:: BRIEF ::
Reproduce the listing below without any change.

:: DATA LISTING ::
===

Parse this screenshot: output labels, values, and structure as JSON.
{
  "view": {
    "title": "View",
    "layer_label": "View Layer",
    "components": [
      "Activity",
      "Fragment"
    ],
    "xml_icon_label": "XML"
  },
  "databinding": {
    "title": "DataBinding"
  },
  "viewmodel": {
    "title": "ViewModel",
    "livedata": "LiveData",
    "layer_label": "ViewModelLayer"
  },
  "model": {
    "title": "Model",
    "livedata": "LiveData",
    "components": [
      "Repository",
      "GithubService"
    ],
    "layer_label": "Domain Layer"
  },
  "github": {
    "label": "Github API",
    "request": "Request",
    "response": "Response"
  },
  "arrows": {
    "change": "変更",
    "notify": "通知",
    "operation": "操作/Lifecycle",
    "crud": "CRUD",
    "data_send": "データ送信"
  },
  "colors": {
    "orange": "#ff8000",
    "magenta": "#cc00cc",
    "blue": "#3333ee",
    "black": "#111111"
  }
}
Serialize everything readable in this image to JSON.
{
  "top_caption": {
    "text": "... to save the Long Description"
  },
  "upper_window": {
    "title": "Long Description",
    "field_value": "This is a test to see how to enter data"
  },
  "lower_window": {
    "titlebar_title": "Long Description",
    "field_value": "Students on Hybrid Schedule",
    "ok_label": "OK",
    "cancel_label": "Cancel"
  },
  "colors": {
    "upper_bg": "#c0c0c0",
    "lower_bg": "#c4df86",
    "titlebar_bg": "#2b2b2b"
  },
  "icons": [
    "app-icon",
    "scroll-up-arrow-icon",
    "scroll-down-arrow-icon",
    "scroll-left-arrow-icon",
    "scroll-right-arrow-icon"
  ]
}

===

:: THE SOLUTION ::
Parse this screenshot: output labels, values, and structure as JSON.
{
  "view": {
    "title": "View",
    "layer_label": "View Layer",
    "components": [
      "Activity",
      "Fragment"
    ],
    "xml_icon_label": "XML"
  },
  "databinding": {
    "title": "DataBinding"
  },
  "viewmodel": {
    "title": "ViewModel",
    "livedata": "LiveData",
    "layer_label": "ViewModelLayer"
  },
  "model": {
    "title": "Model",
    "livedata": "LiveData",
    "components": [
      "Repository",
      "GithubService"
    ],
    "layer_label": "Domain Layer"
  },
  "github": {
    "label": "Github API",
    "request": "Request",
    "response": "Response"
  },
  "arrows": {
    "change": "変更",
    "notify": "通知",
    "operation": "操作/Lifecycle",
    "crud": "CRUD",
    "data_send": "データ送信"
  },
  "colors": {
    "orange": "#ff8000",
    "magenta": "#cc00cc",
    "blue": "#3333ee",
    "black": "#111111"
  }
}
Serialize everything readable in this image to JSON.
{
  "top_caption": {
    "text": "... to save the Long Description"
  },
  "upper_window": {
    "title": "Long Description",
    "field_value": "This is a test to see how to enter data"
  },
  "lower_window": {
    "titlebar_title": "Long Description",
    "field_value": "Students on Hybrid Schedule",
    "ok_label": "OK",
    "cancel_label": "Cancel"
  },
  "colors": {
    "upper_bg": "#c0c0c0",
    "lower_bg": "#c4df86",
    "titlebar_bg": "#2b2b2b"
  },
  "icons": [
    "app-icon",
    "scroll-up-arrow-icon",
    "scroll-down-arrow-icon",
    "scroll-left-arrow-icon",
    "scroll-right-arrow-icon"
  ]
}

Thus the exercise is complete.